- SOURCE PASSAGE -
== Segment start ==
On the 5th of May I was in an accident. An accident that could have been life changing but by the grace of God was only mind changing.
I was checking out of school. I planned to fly out the next day and I was getting in one more long ride before I left for the summer. I rode the route I always ride. As I rode on Arena Parkway I went up to make the left turn I’ve made over 100 times. I waited. I looked to the right and it was all clear. I looked to the left and I was good to go. As I pushed off the ground I saw a car start to crest the hill, that’s normal, I still had plenty of time. I only had to cross two lanes. That takes less than 4 seconds. I was almost across when I heard a horn. I don’t know who honked and I don’t know how the car got there so fast but suddenly I felt impact.
My eyes were open but I was seeing grey. The last thought I had before blacking out was, “Why am I blind?”
== Segment end ==
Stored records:
== Segment start ==
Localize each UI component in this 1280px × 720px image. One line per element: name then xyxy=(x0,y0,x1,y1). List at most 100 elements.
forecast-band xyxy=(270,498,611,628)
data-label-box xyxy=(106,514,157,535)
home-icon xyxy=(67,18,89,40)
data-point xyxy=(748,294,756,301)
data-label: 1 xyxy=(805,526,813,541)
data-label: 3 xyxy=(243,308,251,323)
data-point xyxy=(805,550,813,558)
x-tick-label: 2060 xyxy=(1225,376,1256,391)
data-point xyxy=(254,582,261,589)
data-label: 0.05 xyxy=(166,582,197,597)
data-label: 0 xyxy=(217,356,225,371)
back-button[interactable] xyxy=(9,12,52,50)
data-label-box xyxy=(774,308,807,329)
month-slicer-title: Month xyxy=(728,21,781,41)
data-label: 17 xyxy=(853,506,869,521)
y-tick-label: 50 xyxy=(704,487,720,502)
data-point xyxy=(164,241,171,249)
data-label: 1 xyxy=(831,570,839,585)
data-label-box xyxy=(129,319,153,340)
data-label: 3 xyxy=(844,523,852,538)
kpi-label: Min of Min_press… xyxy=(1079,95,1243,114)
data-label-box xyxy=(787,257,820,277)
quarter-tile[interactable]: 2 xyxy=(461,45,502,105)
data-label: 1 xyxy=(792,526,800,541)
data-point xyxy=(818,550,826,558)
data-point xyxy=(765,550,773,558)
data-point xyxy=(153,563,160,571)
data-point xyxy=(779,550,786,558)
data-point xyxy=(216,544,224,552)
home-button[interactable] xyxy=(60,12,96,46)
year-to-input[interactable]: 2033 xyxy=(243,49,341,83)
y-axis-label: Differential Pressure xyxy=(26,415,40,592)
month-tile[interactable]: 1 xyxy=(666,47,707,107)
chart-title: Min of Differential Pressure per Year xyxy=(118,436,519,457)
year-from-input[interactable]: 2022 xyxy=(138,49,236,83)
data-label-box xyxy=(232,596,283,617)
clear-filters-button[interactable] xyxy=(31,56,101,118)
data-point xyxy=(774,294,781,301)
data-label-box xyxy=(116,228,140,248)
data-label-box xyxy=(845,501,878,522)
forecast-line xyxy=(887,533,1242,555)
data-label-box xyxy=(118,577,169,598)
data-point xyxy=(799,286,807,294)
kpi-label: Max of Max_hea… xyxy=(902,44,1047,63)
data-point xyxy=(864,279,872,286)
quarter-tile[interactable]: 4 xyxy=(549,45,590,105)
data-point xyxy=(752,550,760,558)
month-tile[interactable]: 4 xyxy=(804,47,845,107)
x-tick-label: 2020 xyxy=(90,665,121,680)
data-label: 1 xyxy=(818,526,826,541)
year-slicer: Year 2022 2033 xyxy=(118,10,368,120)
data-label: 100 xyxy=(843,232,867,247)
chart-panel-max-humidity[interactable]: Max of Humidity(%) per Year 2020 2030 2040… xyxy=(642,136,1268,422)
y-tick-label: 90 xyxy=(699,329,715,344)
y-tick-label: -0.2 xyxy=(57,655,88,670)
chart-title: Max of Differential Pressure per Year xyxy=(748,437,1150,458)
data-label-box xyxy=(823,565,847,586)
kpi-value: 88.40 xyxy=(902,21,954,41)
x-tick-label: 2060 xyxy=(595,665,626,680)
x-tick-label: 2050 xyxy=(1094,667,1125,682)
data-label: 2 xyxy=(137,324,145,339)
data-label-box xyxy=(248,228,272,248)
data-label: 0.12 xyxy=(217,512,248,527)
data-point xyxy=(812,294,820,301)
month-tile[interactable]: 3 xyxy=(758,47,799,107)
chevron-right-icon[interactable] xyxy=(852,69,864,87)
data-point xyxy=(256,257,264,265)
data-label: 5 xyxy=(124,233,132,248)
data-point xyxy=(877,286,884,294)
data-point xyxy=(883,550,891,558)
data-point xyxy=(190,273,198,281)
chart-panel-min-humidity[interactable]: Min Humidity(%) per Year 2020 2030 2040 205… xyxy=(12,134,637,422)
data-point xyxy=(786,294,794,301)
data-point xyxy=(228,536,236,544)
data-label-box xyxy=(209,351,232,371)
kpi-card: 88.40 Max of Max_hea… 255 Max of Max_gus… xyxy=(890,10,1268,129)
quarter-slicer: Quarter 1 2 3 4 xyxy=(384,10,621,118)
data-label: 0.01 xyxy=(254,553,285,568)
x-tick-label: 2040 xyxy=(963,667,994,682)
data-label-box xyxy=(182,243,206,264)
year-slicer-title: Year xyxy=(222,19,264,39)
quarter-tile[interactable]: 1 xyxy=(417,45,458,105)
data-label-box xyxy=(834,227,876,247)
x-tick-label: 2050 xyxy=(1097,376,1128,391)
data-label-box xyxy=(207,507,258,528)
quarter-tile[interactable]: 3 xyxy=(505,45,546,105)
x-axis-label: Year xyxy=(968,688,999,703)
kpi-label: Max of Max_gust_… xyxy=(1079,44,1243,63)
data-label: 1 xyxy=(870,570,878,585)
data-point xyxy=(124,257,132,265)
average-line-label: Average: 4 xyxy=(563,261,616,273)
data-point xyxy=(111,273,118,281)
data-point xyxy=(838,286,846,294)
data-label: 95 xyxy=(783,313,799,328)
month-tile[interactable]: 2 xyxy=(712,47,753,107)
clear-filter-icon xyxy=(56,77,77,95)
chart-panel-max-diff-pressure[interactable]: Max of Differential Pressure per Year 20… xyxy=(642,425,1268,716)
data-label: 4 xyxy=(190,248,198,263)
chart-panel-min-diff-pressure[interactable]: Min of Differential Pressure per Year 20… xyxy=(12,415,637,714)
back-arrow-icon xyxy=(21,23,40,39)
== Segment end ==
- EXERCISE TASKS -
- A) In the accident account, on which road was the rider making the left turn?
- B) Using the accident account, explain why the rider felt there was still plenty of time after seeing a car start to crest the hill.
- C) Continue the accident account from its last sentence.

- SET OF ANSWERS -
- A) Arena Parkway.

- B) The rider only had to cross two lanes, which takes less than 4 seconds. A car cresting the hill was also described as normal.

- C)
I woke up face down on the pavement. I don’t know how much time had passed. There were people standing around me. I wanted to get up. Everything looked fuzzy. I flipped over and I saw my bike laying on the road in about 8 pieces. Shock set in. I had been plowed by a car. Witnesses told me that the car came up fast on my left and T-boned me. I went up on the hood and rode the windshield for 100 feet before sliding off onto the pavement. There were no skid marks on the road. I do not know why it took the driver so long to stop. She had to have been going over 50 upon impact.
Everything becomes fuzzy from there. There are minutes of my life I don’t know if I will ever remember. Apparently I called my mom and my boyfriend. I refused to take the ambulance. I don’t know how I got from the road to the ambulance and from the ambulance to the fire truck and eventually into my mom’s car. There are conversations that I had that I have no memory of. I have no perception of the time that passed. I didn’t even know where I slept the night before.
I ended up in the hospital. I was sitting holding my broken helmet, bent in and out, and I was overcome with GRATITUDE! That helmet could have been my skull. I could have died. I could have been paralyzed…but I wasn’t.
In the hospital I had X-rays and a CT-Scan. Both of these diagnostics came back negative. I was diagnosed with head trauma in the form of a concussion and I am stiff like …well like I was hit by a car. I am thankful.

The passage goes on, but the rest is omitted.